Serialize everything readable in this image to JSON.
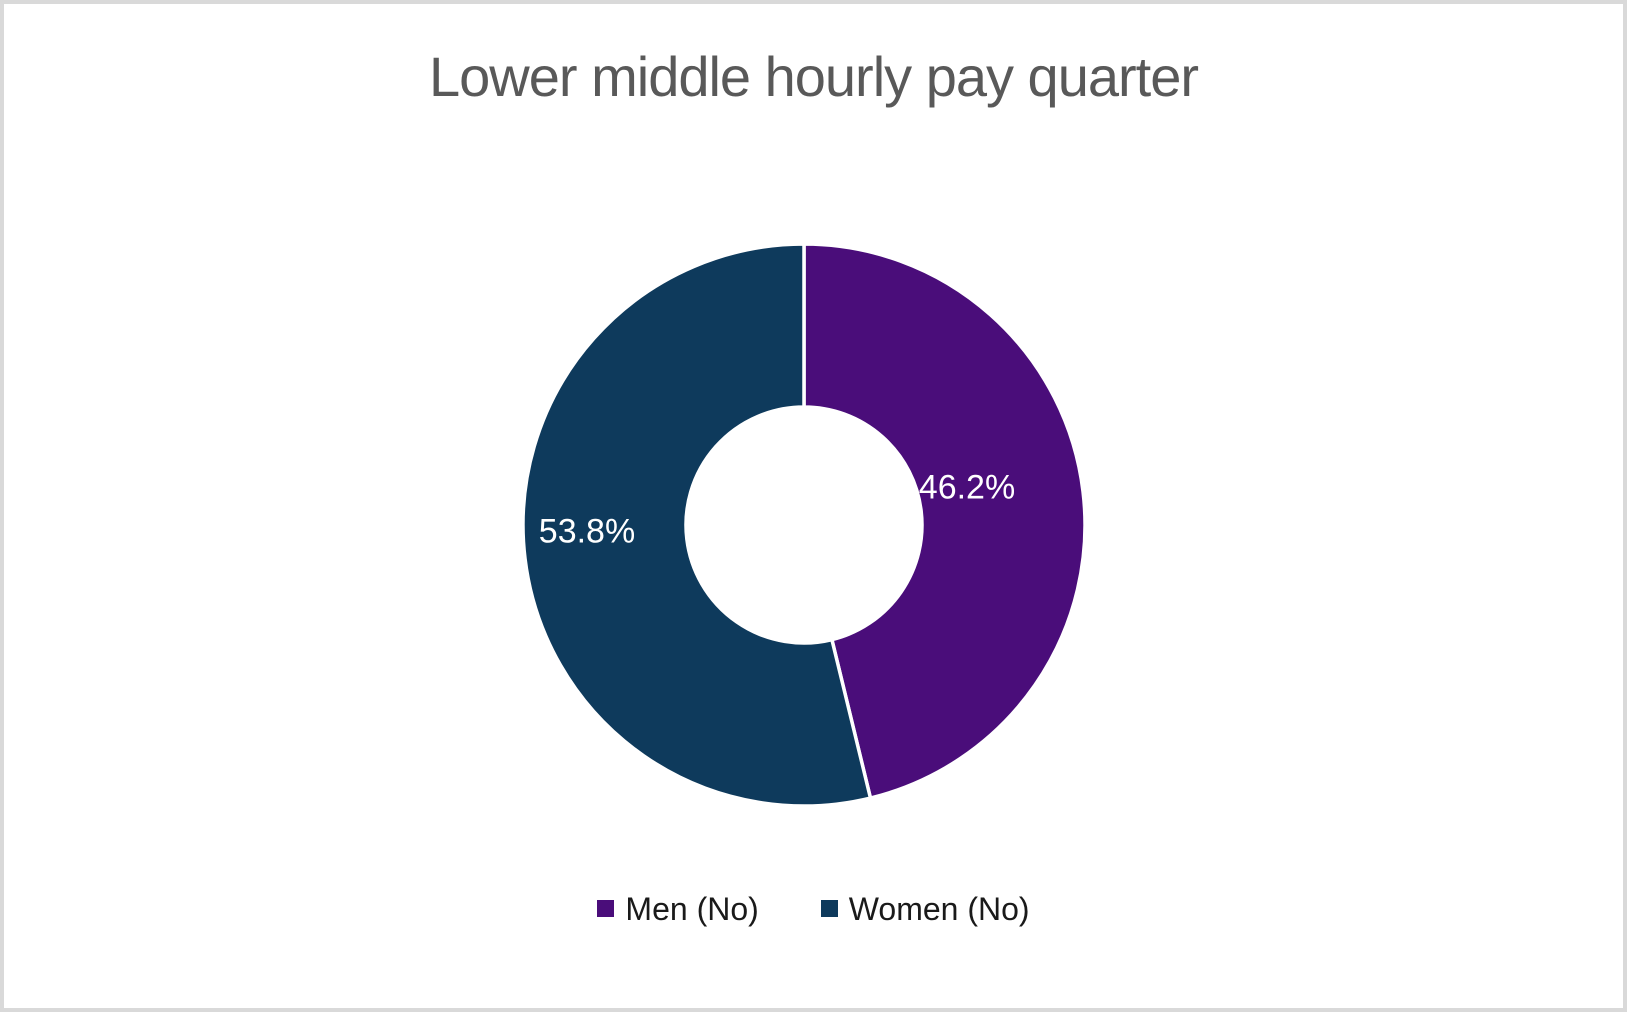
{
  "frame": {
    "background": "#ffffff",
    "border_color": "#d9d9d9"
  },
  "chart_data": {
    "type": "pie",
    "subtype": "doughnut",
    "title": "Lower middle hourly pay quarter",
    "categories": [
      "Men (No)",
      "Women (No)"
    ],
    "values": [
      46.2,
      53.8
    ],
    "data_labels": [
      "46.2%",
      "53.8%"
    ],
    "colors": [
      "#4a0d7a",
      "#0e3a5c"
    ],
    "hole_ratio": 0.42,
    "start_angle_deg": 0,
    "direction": "clockwise",
    "slice_divider_color": "#ffffff",
    "legend_position": "bottom",
    "title_color": "#595959",
    "data_label_color": "#ffffff",
    "legend_text_color": "#1a1a1a"
  }
}
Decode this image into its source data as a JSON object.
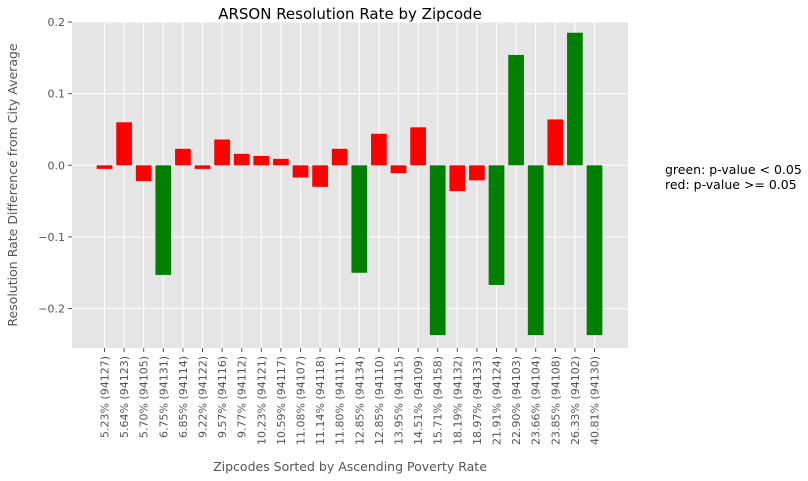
{
  "chart_data": {
    "type": "bar",
    "title": "ARSON Resolution Rate by Zipcode",
    "xlabel": "Zipcodes Sorted by Ascending Poverty Rate",
    "ylabel": "Resolution Rate Difference from City Average",
    "ylim": [
      -0.255,
      0.2
    ],
    "yticks": [
      0.2,
      0.1,
      0.0,
      -0.1,
      -0.2
    ],
    "ytick_labels": [
      "0.2",
      "0.1",
      "0.0",
      "−0.1",
      "−0.2"
    ],
    "grid": true,
    "colors": {
      "significant": "#008000",
      "not_significant": "#ff0000",
      "background": "#e5e5e5",
      "grid": "#ffffff"
    },
    "categories": [
      "5.23% (94127)",
      "5.64% (94123)",
      "5.70% (94105)",
      "6.75% (94131)",
      "6.85% (94114)",
      "9.22% (94122)",
      "9.57% (94116)",
      "9.77% (94112)",
      "10.23% (94121)",
      "10.59% (94117)",
      "11.08% (94107)",
      "11.14% (94118)",
      "11.80% (94111)",
      "12.85% (94134)",
      "12.85% (94110)",
      "13.95% (94115)",
      "14.51% (94109)",
      "15.71% (94158)",
      "18.19% (94132)",
      "18.97% (94133)",
      "21.91% (94124)",
      "22.90% (94103)",
      "23.66% (94104)",
      "23.85% (94108)",
      "26.33% (94102)",
      "40.81% (94130)"
    ],
    "values": [
      -0.005,
      0.06,
      -0.022,
      -0.153,
      0.023,
      -0.005,
      0.036,
      0.016,
      0.013,
      0.009,
      -0.017,
      -0.03,
      0.023,
      -0.15,
      0.044,
      -0.011,
      0.053,
      -0.237,
      -0.036,
      -0.021,
      -0.167,
      0.154,
      -0.237,
      0.064,
      0.185,
      -0.237
    ],
    "significant": [
      false,
      false,
      false,
      true,
      false,
      false,
      false,
      false,
      false,
      false,
      false,
      false,
      false,
      true,
      false,
      false,
      false,
      true,
      false,
      false,
      true,
      true,
      true,
      false,
      true,
      true
    ],
    "legend_note": [
      "green: p-value < 0.05",
      "red: p-value >= 0.05"
    ]
  }
}
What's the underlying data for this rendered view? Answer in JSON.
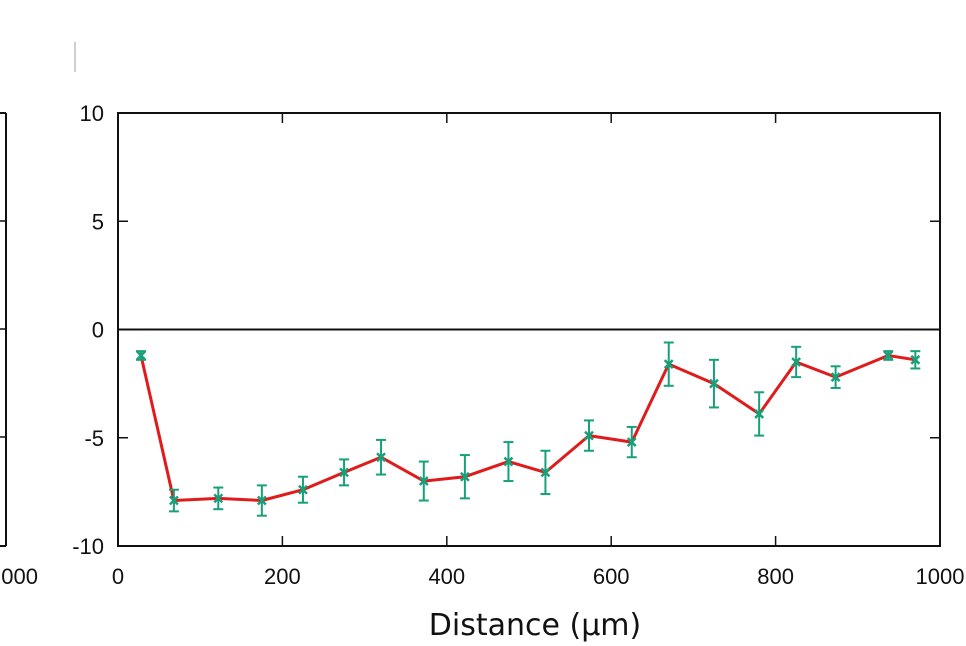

• EXERCISE PROMPT
Find the lines above that contain the word "ffffff" and collect them.

• ANSWER TO THE EXERCISE
    "background": "#ffffff",
    "slice_divider_color": "#ffffff",
    "data_label_color": "#ffffff",
      "grid": "#ffffff"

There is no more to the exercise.